== Task ==
From the listing below, extract each line containing the string "Октябрьского".

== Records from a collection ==
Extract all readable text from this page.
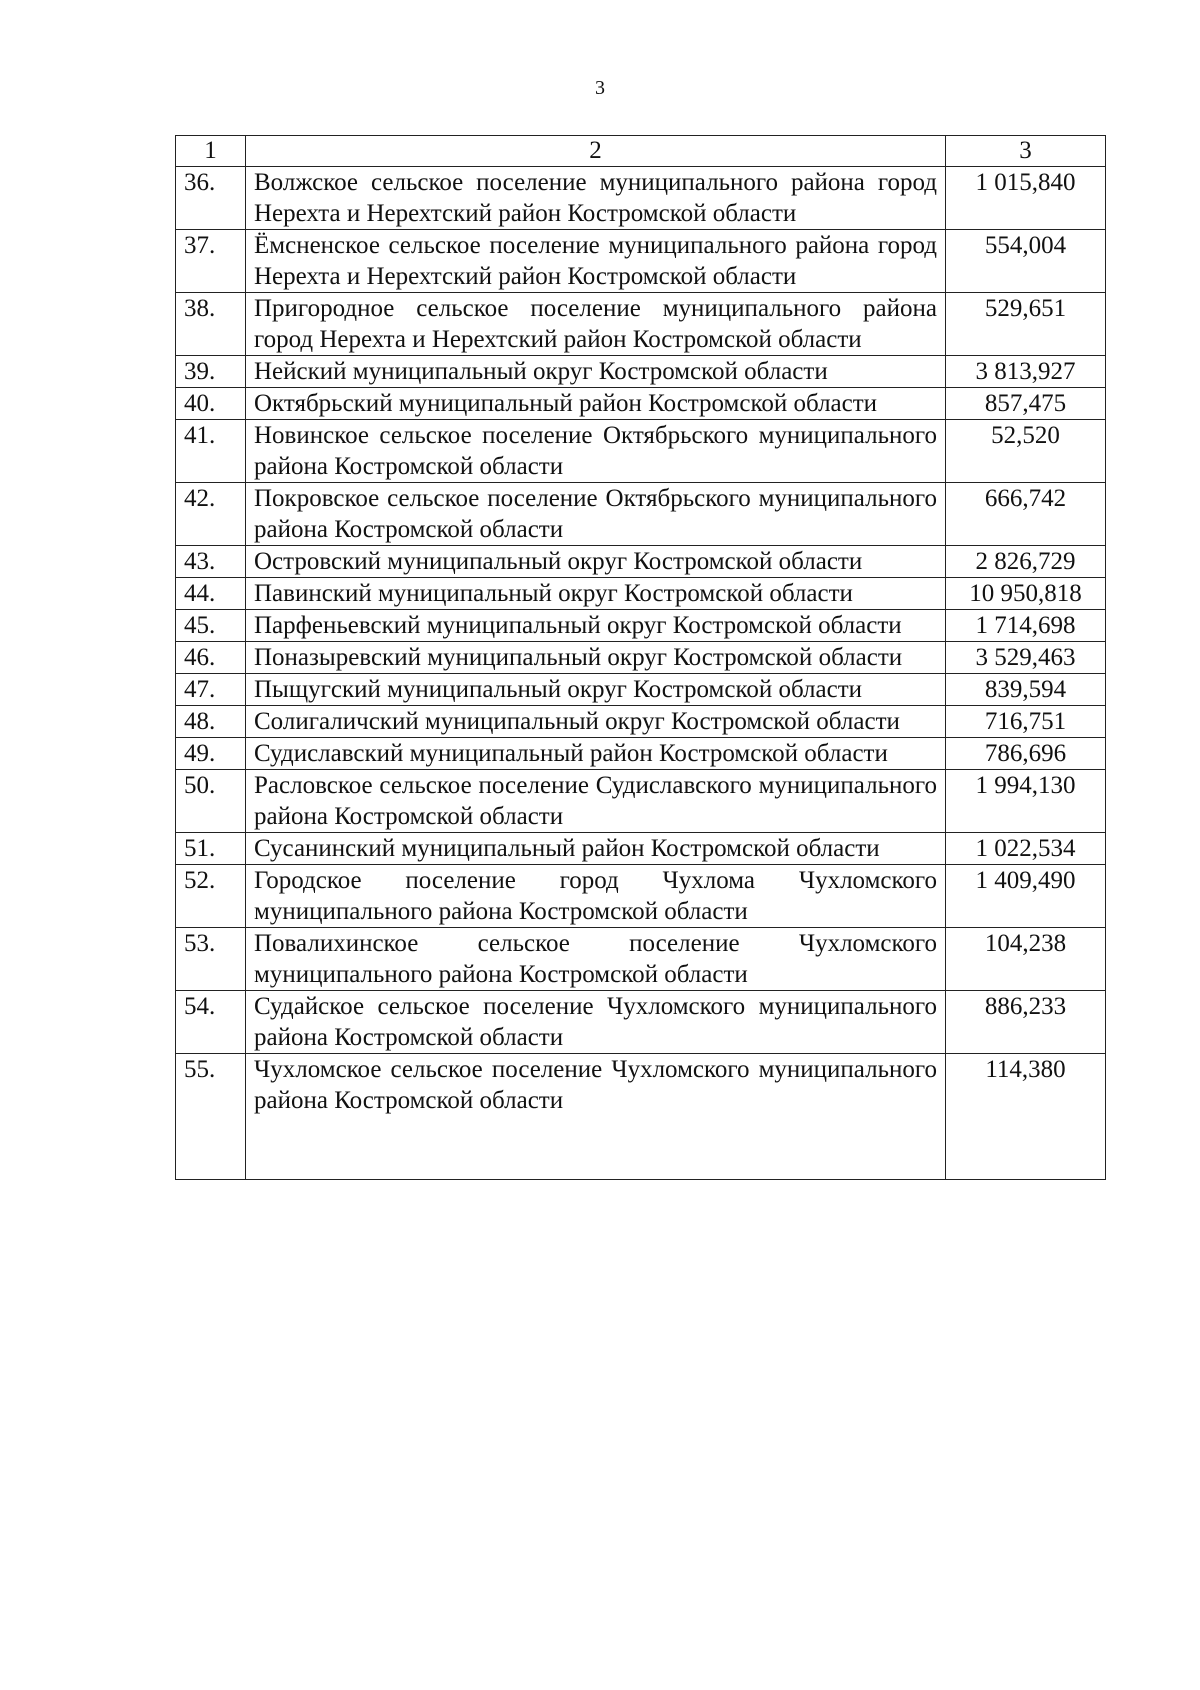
3
1	2	3
36.	Волжское сельское поселение муниципального района город Нерехта и Нерехтский район Костромской области	1 015,840
37.	Ёмсненское сельское поселение муниципального района город Нерехта и Нерехтский район Костромской области	554,004
38.	Пригородное сельское поселение муниципального района город Нерехта и Нерехтский район Костромской области	529,651
39.	Нейский муниципальный округ Костромской области	3 813,927
40.	Октябрьский муниципальный район Костромской области	857,475
41.	Новинское сельское поселение Октябрьского муниципального района Костромской области	52,520
42.	Покровское сельское поселение Октябрьского муниципального района Костромской области	666,742
43.	Островский муниципальный округ Костромской области	2 826,729
44.	Павинский муниципальный округ Костромской области	10 950,818
45.	Парфеньевский муниципальный округ Костромской области	1 714,698
46.	Поназыревский муниципальный округ Костромской области	3 529,463
47.	Пыщугский муниципальный округ Костромской области	839,594
48.	Солигаличский муниципальный округ Костромской области	716,751
49.	Судиславский муниципальный район Костромской области	786,696
50.	Расловское сельское поселение Судиславского муниципального района Костромской области	1 994,130
51.	Сусанинский муниципальный район Костромской области	1 022,534
52.	Городское поселение город Чухлома Чухломского муниципального района Костромской области	1 409,490
53.	Повалихинское сельское поселение Чухломского муниципального района Костромской области	104,238
54.	Судайское сельское поселение Чухломского муниципального района Костромской области	886,233
55.	Чухломское сельское поселение Чухломского муниципального района Костромской области	114,380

== The response ==
41.	Новинское сельское поселение Октябрьского муниципального района Костромской области	52,520
42.	Покровское сельское поселение Октябрьского муниципального района Костромской области	666,742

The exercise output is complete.